Dataset rows about figures:
----

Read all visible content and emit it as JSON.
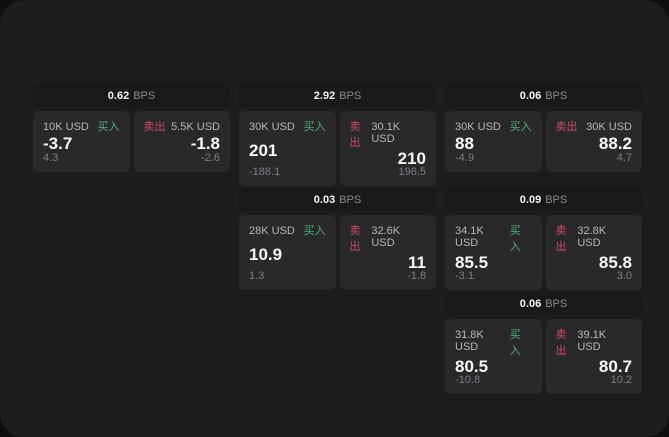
{
  "labels": {
    "bps_unit": "BPS",
    "buy": "买入",
    "sell": "卖出"
  },
  "colors": {
    "outer_bg": "#0f0f11",
    "window_bg": "#1d1d1f",
    "header_bg": "#19191b",
    "panel_bg": "#29292c",
    "buy_accent": "#4db178",
    "sell_accent": "#d04a64"
  },
  "cards": [
    {
      "bps": "0.62",
      "buy": {
        "amount": "10K USD",
        "price": "-3.7",
        "change": "4.3"
      },
      "sell": {
        "amount": "5.5K USD",
        "price": "-1.8",
        "change": "-2.6"
      }
    },
    {
      "bps": "2.92",
      "buy": {
        "amount": "30K USD",
        "price": "201",
        "change": "-188.1"
      },
      "sell": {
        "amount": "30.1K USD",
        "price": "210",
        "change": "196.5"
      }
    },
    {
      "bps": "0.06",
      "buy": {
        "amount": "30K USD",
        "price": "88",
        "change": "-4.9"
      },
      "sell": {
        "amount": "30K USD",
        "price": "88.2",
        "change": "4.7"
      }
    },
    {
      "bps": "0.03",
      "buy": {
        "amount": "28K USD",
        "price": "10.9",
        "change": "1.3"
      },
      "sell": {
        "amount": "32.6K USD",
        "price": "11",
        "change": "-1.8"
      }
    },
    {
      "bps": "0.09",
      "buy": {
        "amount": "34.1K USD",
        "price": "85.5",
        "change": "-3.1"
      },
      "sell": {
        "amount": "32.8K USD",
        "price": "85.8",
        "change": "3.0"
      }
    },
    {
      "bps": "0.06",
      "buy": {
        "amount": "31.8K USD",
        "price": "80.5",
        "change": "-10.8"
      },
      "sell": {
        "amount": "39.1K USD",
        "price": "80.7",
        "change": "10.2"
      }
    }
  ]
}
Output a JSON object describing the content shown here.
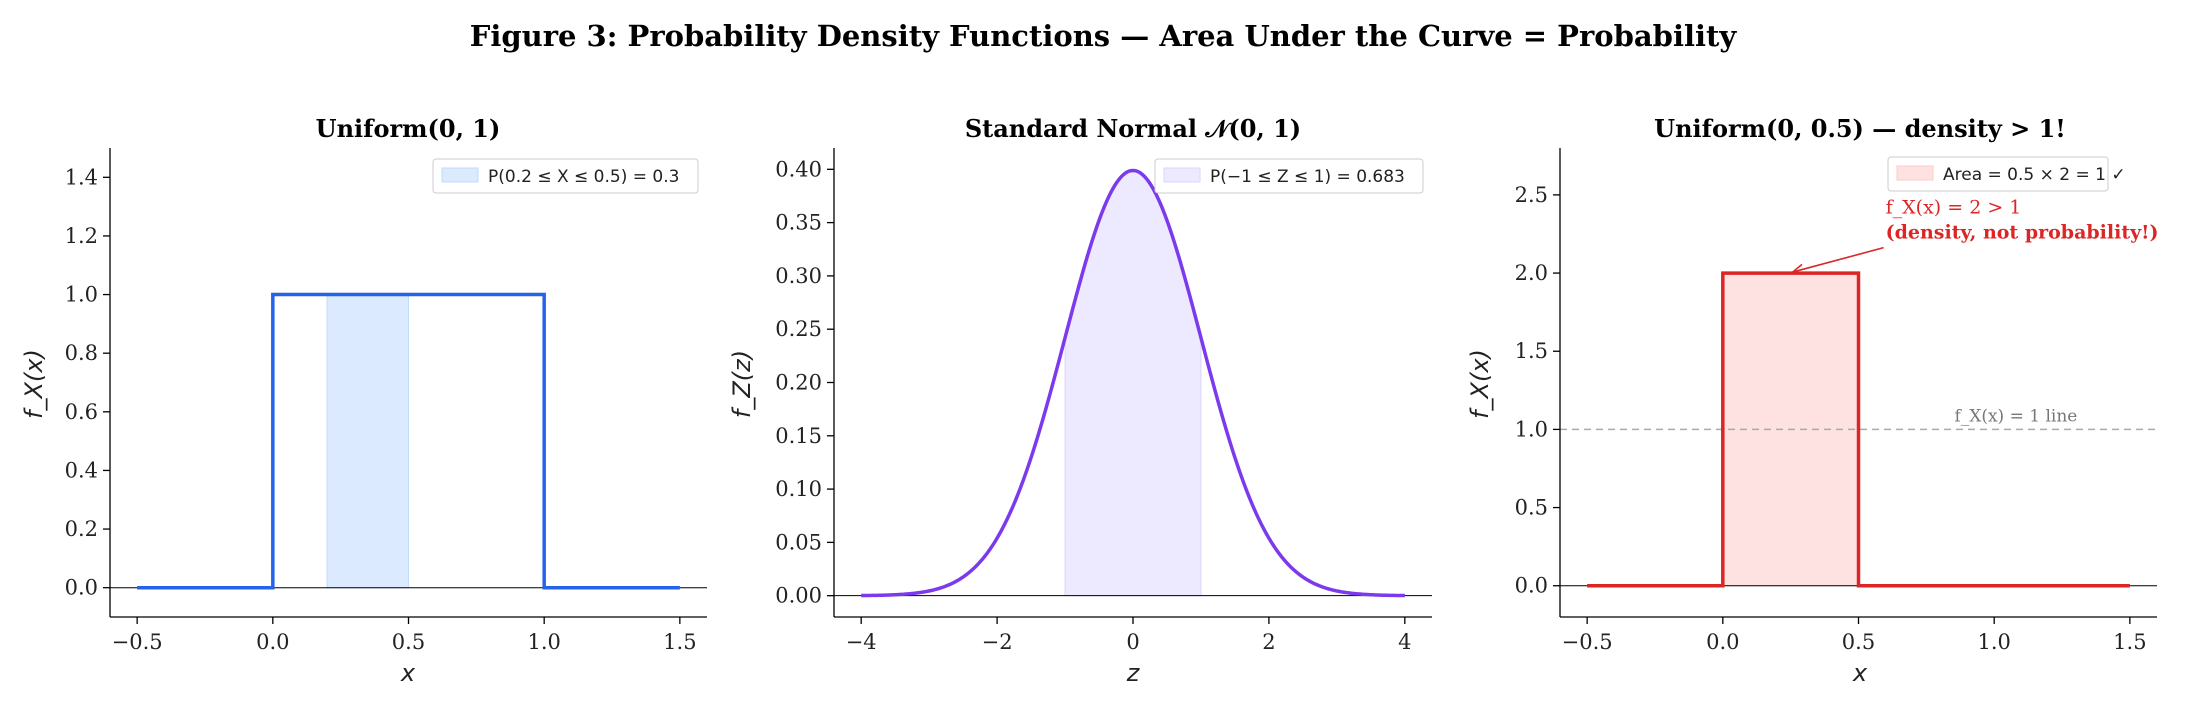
{
  "figure": {
    "title": "Figure 3: Probability Density Functions — Area Under the Curve = Probability"
  },
  "chart_data": [
    {
      "type": "line",
      "title": "Uniform(0, 1)",
      "xlabel": "x",
      "ylabel": "f_X(x)",
      "xlim": [
        -0.6,
        1.6
      ],
      "ylim": [
        -0.1,
        1.5
      ],
      "xticks": [
        "−0.5",
        "0.0",
        "0.5",
        "1.0",
        "1.5"
      ],
      "xtick_values": [
        -0.5,
        0.0,
        0.5,
        1.0,
        1.5
      ],
      "yticks": [
        "0.0",
        "0.2",
        "0.4",
        "0.6",
        "0.8",
        "1.0",
        "1.2",
        "1.4"
      ],
      "ytick_values": [
        0.0,
        0.2,
        0.4,
        0.6,
        0.8,
        1.0,
        1.2,
        1.4
      ],
      "series": [
        {
          "x": [
            -0.5,
            0.0,
            0.0,
            1.0,
            1.0,
            1.5
          ],
          "y": [
            0,
            0,
            1,
            1,
            0,
            0
          ],
          "color": "#2563eb"
        }
      ],
      "shaded_region": {
        "x_from": 0.2,
        "x_to": 0.5,
        "y": 1.0,
        "color": "#dbeafe"
      },
      "legend": {
        "position": "top-right",
        "entries": [
          {
            "label": "P(0.2 ≤ X ≤ 0.5) = 0.3",
            "color": "#dbeafe"
          }
        ]
      },
      "grid": false
    },
    {
      "type": "line",
      "title": "Standard Normal 𝒩(0, 1)",
      "xlabel": "z",
      "ylabel": "f_Z(z)",
      "xlim": [
        -4.4,
        4.4
      ],
      "ylim": [
        -0.02,
        0.42
      ],
      "xticks": [
        "−4",
        "−2",
        "0",
        "2",
        "4"
      ],
      "xtick_values": [
        -4,
        -2,
        0,
        2,
        4
      ],
      "yticks": [
        "0.00",
        "0.05",
        "0.10",
        "0.15",
        "0.20",
        "0.25",
        "0.30",
        "0.35",
        "0.40"
      ],
      "ytick_values": [
        0.0,
        0.05,
        0.1,
        0.15,
        0.2,
        0.25,
        0.3,
        0.35,
        0.4
      ],
      "series": [
        {
          "function": "standard_normal_pdf",
          "x_range": [
            -4,
            4
          ],
          "color": "#7c3aed"
        }
      ],
      "shaded_region": {
        "x_from": -1,
        "x_to": 1,
        "color": "#ede9fe"
      },
      "legend": {
        "position": "top-right",
        "entries": [
          {
            "label": "P(−1 ≤ Z ≤ 1) = 0.683",
            "color": "#ede9fe"
          }
        ]
      },
      "grid": false
    },
    {
      "type": "line",
      "title": "Uniform(0, 0.5) — density > 1!",
      "xlabel": "x",
      "ylabel": "f_X(x)",
      "xlim": [
        -0.6,
        1.6
      ],
      "ylim": [
        -0.2,
        2.8
      ],
      "xticks": [
        "−0.5",
        "0.0",
        "0.5",
        "1.0",
        "1.5"
      ],
      "xtick_values": [
        -0.5,
        0.0,
        0.5,
        1.0,
        1.5
      ],
      "yticks": [
        "0.0",
        "0.5",
        "1.0",
        "1.5",
        "2.0",
        "2.5"
      ],
      "ytick_values": [
        0.0,
        0.5,
        1.0,
        1.5,
        2.0,
        2.5
      ],
      "series": [
        {
          "x": [
            -0.5,
            0.0,
            0.0,
            0.5,
            0.5,
            1.5
          ],
          "y": [
            0,
            0,
            2,
            2,
            0,
            0
          ],
          "color": "#dc2626"
        }
      ],
      "shaded_region": {
        "x_from": 0.0,
        "x_to": 0.5,
        "y": 2.0,
        "color": "#fee2e2"
      },
      "reference_line": {
        "y": 1.0,
        "label": "f_X(x) = 1 line",
        "color": "#aaaaaa"
      },
      "annotation": {
        "line1": "f_X(x) = 2 > 1",
        "line2": "(density, not probability!)",
        "point": [
          0.25,
          2.0
        ],
        "text_at": [
          0.6,
          2.38
        ],
        "color": "#dc2626"
      },
      "legend": {
        "position": "top-right",
        "entries": [
          {
            "label": "Area  = 0.5 × 2 = 1 ✓",
            "color": "#fee2e2"
          }
        ]
      },
      "grid": false
    }
  ]
}
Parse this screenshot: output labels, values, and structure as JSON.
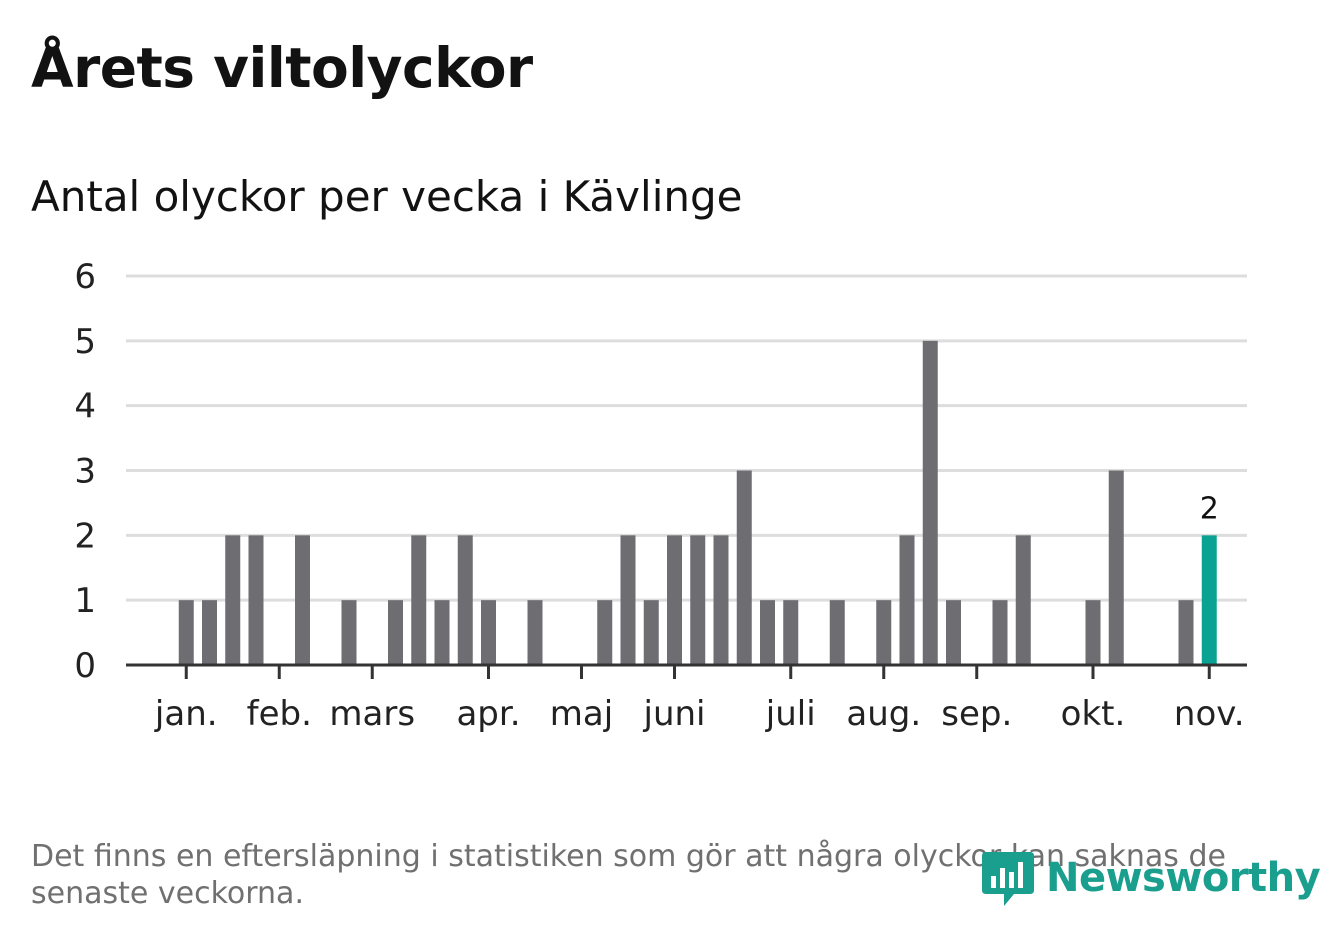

----

SHORT EXERCISE: Quote each entry above verbatim and drop the pictures.

THE REPLY:
Read all visible content and emit it as JSON.
{
  "labels": {
    "bps_unit": "BPS",
    "buy": "买入",
    "sell": "卖出"
  },
  "colors": {
    "outer_bg": "#0f0f11",
    "window_bg": "#1d1d1f",
    "header_bg": "#19191b",
    "panel_bg": "#29292c",
    "buy_accent": "#4db178",
    "sell_accent": "#d04a64"
  },
  "cards": [
    {
      "bps": "0.62",
      "buy": {
        "amount": "10K USD",
        "price": "-3.7",
        "change": "4.3"
      },
      "sell": {
        "amount": "5.5K USD",
        "price": "-1.8",
        "change": "-2.6"
      }
    },
    {
      "bps": "2.92",
      "buy": {
        "amount": "30K USD",
        "price": "201",
        "change": "-188.1"
      },
      "sell": {
        "amount": "30.1K USD",
        "price": "210",
        "change": "196.5"
      }
    },
    {
      "bps": "0.06",
      "buy": {
        "amount": "30K USD",
        "price": "88",
        "change": "-4.9"
      },
      "sell": {
        "amount": "30K USD",
        "price": "88.2",
        "change": "4.7"
      }
    },
    {
      "bps": "0.03",
      "buy": {
        "amount": "28K USD",
        "price": "10.9",
        "change": "1.3"
      },
      "sell": {
        "amount": "32.6K USD",
        "price": "11",
        "change": "-1.8"
      }
    },
    {
      "bps": "0.09",
      "buy": {
        "amount": "34.1K USD",
        "price": "85.5",
        "change": "-3.1"
      },
      "sell": {
        "amount": "32.8K USD",
        "price": "85.8",
        "change": "3.0"
      }
    },
    {
      "bps": "0.06",
      "buy": {
        "amount": "31.8K USD",
        "price": "80.5",
        "change": "-10.8"
      },
      "sell": {
        "amount": "39.1K USD",
        "price": "80.7",
        "change": "10.2"
      }
    }
  ]
}
Output a JSON object describing the content shown here.
{
  "figure": {
    "title": "Figure 3: Probability Density Functions — Area Under the Curve = Probability"
  },
  "chart_data": [
    {
      "type": "line",
      "title": "Uniform(0, 1)",
      "xlabel": "x",
      "ylabel": "f_X(x)",
      "xlim": [
        -0.6,
        1.6
      ],
      "ylim": [
        -0.1,
        1.5
      ],
      "xticks": [
        "−0.5",
        "0.0",
        "0.5",
        "1.0",
        "1.5"
      ],
      "xtick_values": [
        -0.5,
        0.0,
        0.5,
        1.0,
        1.5
      ],
      "yticks": [
        "0.0",
        "0.2",
        "0.4",
        "0.6",
        "0.8",
        "1.0",
        "1.2",
        "1.4"
      ],
      "ytick_values": [
        0.0,
        0.2,
        0.4,
        0.6,
        0.8,
        1.0,
        1.2,
        1.4
      ],
      "series": [
        {
          "x": [
            -0.5,
            0.0,
            0.0,
            1.0,
            1.0,
            1.5
          ],
          "y": [
            0,
            0,
            1,
            1,
            0,
            0
          ],
          "color": "#2563eb"
        }
      ],
      "shaded_region": {
        "x_from": 0.2,
        "x_to": 0.5,
        "y": 1.0,
        "color": "#dbeafe"
      },
      "legend": {
        "position": "top-right",
        "entries": [
          {
            "label": "P(0.2 ≤ X ≤ 0.5) = 0.3",
            "color": "#dbeafe"
          }
        ]
      },
      "grid": false
    },
    {
      "type": "line",
      "title": "Standard Normal 𝒩(0, 1)",
      "xlabel": "z",
      "ylabel": "f_Z(z)",
      "xlim": [
        -4.4,
        4.4
      ],
      "ylim": [
        -0.02,
        0.42
      ],
      "xticks": [
        "−4",
        "−2",
        "0",
        "2",
        "4"
      ],
      "xtick_values": [
        -4,
        -2,
        0,
        2,
        4
      ],
      "yticks": [
        "0.00",
        "0.05",
        "0.10",
        "0.15",
        "0.20",
        "0.25",
        "0.30",
        "0.35",
        "0.40"
      ],
      "ytick_values": [
        0.0,
        0.05,
        0.1,
        0.15,
        0.2,
        0.25,
        0.3,
        0.35,
        0.4
      ],
      "series": [
        {
          "function": "standard_normal_pdf",
          "x_range": [
            -4,
            4
          ],
          "color": "#7c3aed"
        }
      ],
      "shaded_region": {
        "x_from": -1,
        "x_to": 1,
        "color": "#ede9fe"
      },
      "legend": {
        "position": "top-right",
        "entries": [
          {
            "label": "P(−1 ≤ Z ≤ 1) = 0.683",
            "color": "#ede9fe"
          }
        ]
      },
      "grid": false
    },
    {
      "type": "line",
      "title": "Uniform(0, 0.5) — density > 1!",
      "xlabel": "x",
      "ylabel": "f_X(x)",
      "xlim": [
        -0.6,
        1.6
      ],
      "ylim": [
        -0.2,
        2.8
      ],
      "xticks": [
        "−0.5",
        "0.0",
        "0.5",
        "1.0",
        "1.5"
      ],
      "xtick_values": [
        -0.5,
        0.0,
        0.5,
        1.0,
        1.5
      ],
      "yticks": [
        "0.0",
        "0.5",
        "1.0",
        "1.5",
        "2.0",
        "2.5"
      ],
      "ytick_values": [
        0.0,
        0.5,
        1.0,
        1.5,
        2.0,
        2.5
      ],
      "series": [
        {
          "x": [
            -0.5,
            0.0,
            0.0,
            0.5,
            0.5,
            1.5
          ],
          "y": [
            0,
            0,
            2,
            2,
            0,
            0
          ],
          "color": "#dc2626"
        }
      ],
      "shaded_region": {
        "x_from": 0.0,
        "x_to": 0.5,
        "y": 2.0,
        "color": "#fee2e2"
      },
      "reference_line": {
        "y": 1.0,
        "label": "f_X(x) = 1 line",
        "color": "#aaaaaa"
      },
      "annotation": {
        "line1": "f_X(x) = 2 > 1",
        "line2": "(density, not probability!)",
        "point": [
          0.25,
          2.0
        ],
        "text_at": [
          0.6,
          2.38
        ],
        "color": "#dc2626"
      },
      "legend": {
        "position": "top-right",
        "entries": [
          {
            "label": "Area  = 0.5 × 2 = 1 ✓",
            "color": "#fee2e2"
          }
        ]
      },
      "grid": false
    }
  ]
}
Parse this screenshot: output labels, values, and structure as JSON.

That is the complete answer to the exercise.